- _What is asked_:
Find the line that contains "Convert this screenshot". Copy it and every line after it to the end of the material below, exactly, with no pictures.

- _Data section_:

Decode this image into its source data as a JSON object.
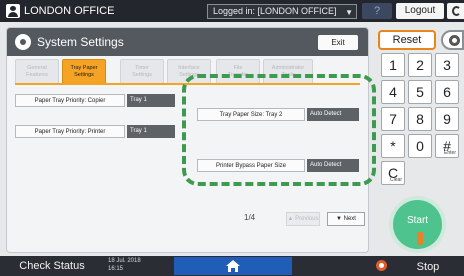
{
  "topbar": {
    "user_name": "LONDON OFFICE",
    "login_status": "Logged in: [LONDON OFFICE]",
    "help_label": "?",
    "logout_label": "Logout"
  },
  "panel": {
    "title": "System Settings",
    "exit_label": "Exit",
    "tabs": [
      {
        "label_line1": "General",
        "label_line2": "Features"
      },
      {
        "label_line1": "Tray Paper",
        "label_line2": "Settings"
      },
      {
        "label_line1": "Timer",
        "label_line2": "Settings"
      },
      {
        "label_line1": "Interface",
        "label_line2": "Settings"
      },
      {
        "label_line1": "File",
        "label_line2": "Transfer"
      },
      {
        "label_line1": "Administrator",
        "label_line2": "Tools"
      }
    ],
    "settings": [
      {
        "label": "Paper Tray Priority: Copier",
        "value": "Tray 1"
      },
      {
        "label": "Paper Tray Priority: Printer",
        "value": "Tray 1"
      },
      {
        "label": "Tray Paper Size: Tray 2",
        "value": "Auto Detect"
      },
      {
        "label": "Printer Bypass Paper Size",
        "value": "Auto Detect"
      }
    ],
    "page_indicator": "1/4",
    "prev_label": "▲ Previous",
    "next_label": "▼ Next"
  },
  "keypad": {
    "reset_label": "Reset",
    "keys": [
      {
        "main": "1",
        "sub": ""
      },
      {
        "main": "2",
        "sub": ""
      },
      {
        "main": "3",
        "sub": ""
      },
      {
        "main": "4",
        "sub": ""
      },
      {
        "main": "5",
        "sub": ""
      },
      {
        "main": "6",
        "sub": ""
      },
      {
        "main": "7",
        "sub": ""
      },
      {
        "main": "8",
        "sub": ""
      },
      {
        "main": "9",
        "sub": ""
      },
      {
        "main": "*",
        "sub": ""
      },
      {
        "main": "0",
        "sub": ""
      },
      {
        "main": "#",
        "sub": "Enter"
      },
      {
        "main": "C",
        "sub": "Clear"
      }
    ],
    "start_label": "Start"
  },
  "statusbar": {
    "check_status_label": "Check Status",
    "date": "18 Jul. 2018",
    "time": "16:15",
    "stop_label": "Stop"
  },
  "colors": {
    "accent_orange": "#f5a324",
    "start_green": "#4ec38e",
    "highlight_green": "#3d9a4f",
    "home_blue": "#1f5db8"
  }
}
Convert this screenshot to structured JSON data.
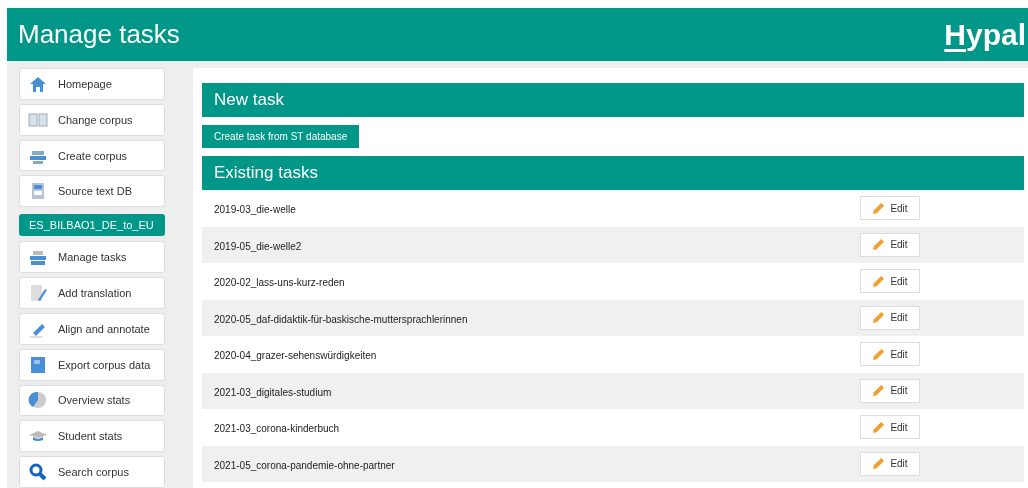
{
  "header": {
    "title": "Manage tasks",
    "logo": "Hypal"
  },
  "sidebar": {
    "items": [
      {
        "kind": "nav",
        "label": "Homepage"
      },
      {
        "kind": "nav",
        "label": "Change corpus"
      },
      {
        "kind": "nav",
        "label": "Create corpus"
      },
      {
        "kind": "nav",
        "label": "Source text DB"
      },
      {
        "kind": "corpus",
        "label": "ES_BILBAO1_DE_to_EU"
      },
      {
        "kind": "nav",
        "label": "Manage tasks"
      },
      {
        "kind": "nav",
        "label": "Add translation"
      },
      {
        "kind": "nav",
        "label": "Align and annotate"
      },
      {
        "kind": "nav",
        "label": "Export corpus data"
      },
      {
        "kind": "nav",
        "label": "Overview stats"
      },
      {
        "kind": "nav",
        "label": "Student stats"
      },
      {
        "kind": "nav",
        "label": "Search corpus"
      }
    ]
  },
  "new_task": {
    "heading": "New task",
    "button": "Create task from ST database"
  },
  "existing_tasks": {
    "heading": "Existing tasks",
    "rows": [
      {
        "name": "2019-03_die-welle",
        "action": "Edit"
      },
      {
        "name": "2019-05_die-welle2",
        "action": "Edit"
      },
      {
        "name": "2020-02_lass-uns-kurz-reden",
        "action": "Edit"
      },
      {
        "name": "2020-05_daf-didaktik-für-baskische-muttersprachlerinnen",
        "action": "Edit"
      },
      {
        "name": "2020-04_grazer-sehenswürdigkeiten",
        "action": "Edit"
      },
      {
        "name": "2021-03_digitales-studium",
        "action": "Edit"
      },
      {
        "name": "2021-03_corona-kinderbuch",
        "action": "Edit"
      },
      {
        "name": "2021-05_corona-pandemie-ohne-partner",
        "action": "Edit"
      }
    ]
  }
}
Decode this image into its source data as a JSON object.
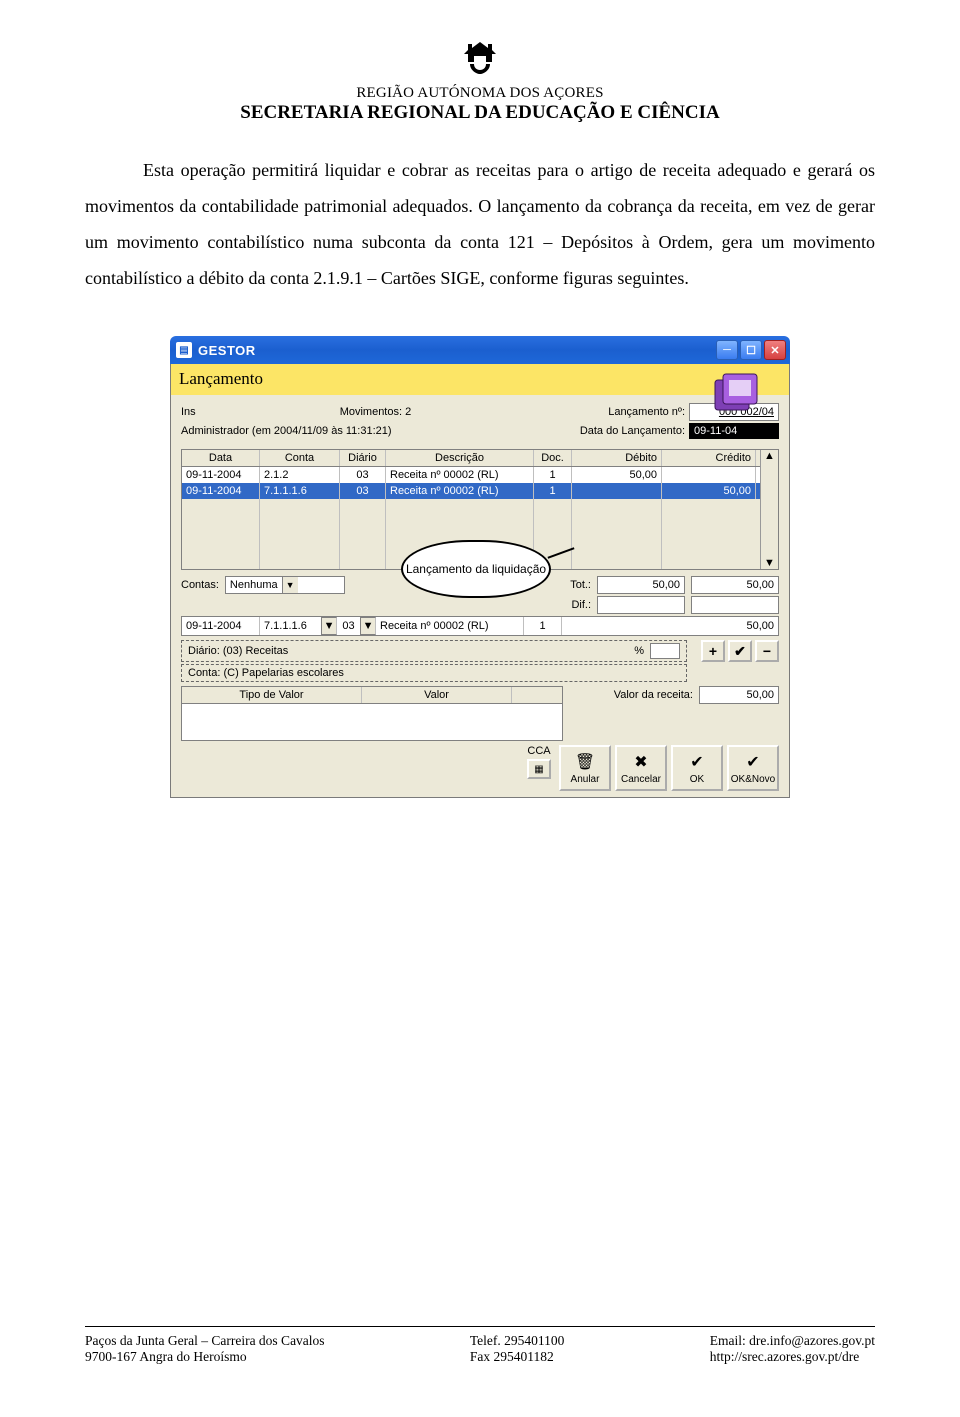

- _Solution for this problem_:
Convert this screenshot to structured JSON data.
{
  "header": {
    "title": "Manage tasks",
    "logo": "Hypal"
  },
  "sidebar": {
    "items": [
      {
        "kind": "nav",
        "label": "Homepage"
      },
      {
        "kind": "nav",
        "label": "Change corpus"
      },
      {
        "kind": "nav",
        "label": "Create corpus"
      },
      {
        "kind": "nav",
        "label": "Source text DB"
      },
      {
        "kind": "corpus",
        "label": "ES_BILBAO1_DE_to_EU"
      },
      {
        "kind": "nav",
        "label": "Manage tasks"
      },
      {
        "kind": "nav",
        "label": "Add translation"
      },
      {
        "kind": "nav",
        "label": "Align and annotate"
      },
      {
        "kind": "nav",
        "label": "Export corpus data"
      },
      {
        "kind": "nav",
        "label": "Overview stats"
      },
      {
        "kind": "nav",
        "label": "Student stats"
      },
      {
        "kind": "nav",
        "label": "Search corpus"
      }
    ]
  },
  "new_task": {
    "heading": "New task",
    "button": "Create task from ST database"
  },
  "existing_tasks": {
    "heading": "Existing tasks",
    "rows": [
      {
        "name": "2019-03_die-welle",
        "action": "Edit"
      },
      {
        "name": "2019-05_die-welle2",
        "action": "Edit"
      },
      {
        "name": "2020-02_lass-uns-kurz-reden",
        "action": "Edit"
      },
      {
        "name": "2020-05_daf-didaktik-für-baskische-muttersprachlerinnen",
        "action": "Edit"
      },
      {
        "name": "2020-04_grazer-sehenswürdigkeiten",
        "action": "Edit"
      },
      {
        "name": "2021-03_digitales-studium",
        "action": "Edit"
      },
      {
        "name": "2021-03_corona-kinderbuch",
        "action": "Edit"
      },
      {
        "name": "2021-05_corona-pandemie-ohne-partner",
        "action": "Edit"
      }
    ]
  }
}
Decode this image into its source data as a JSON object.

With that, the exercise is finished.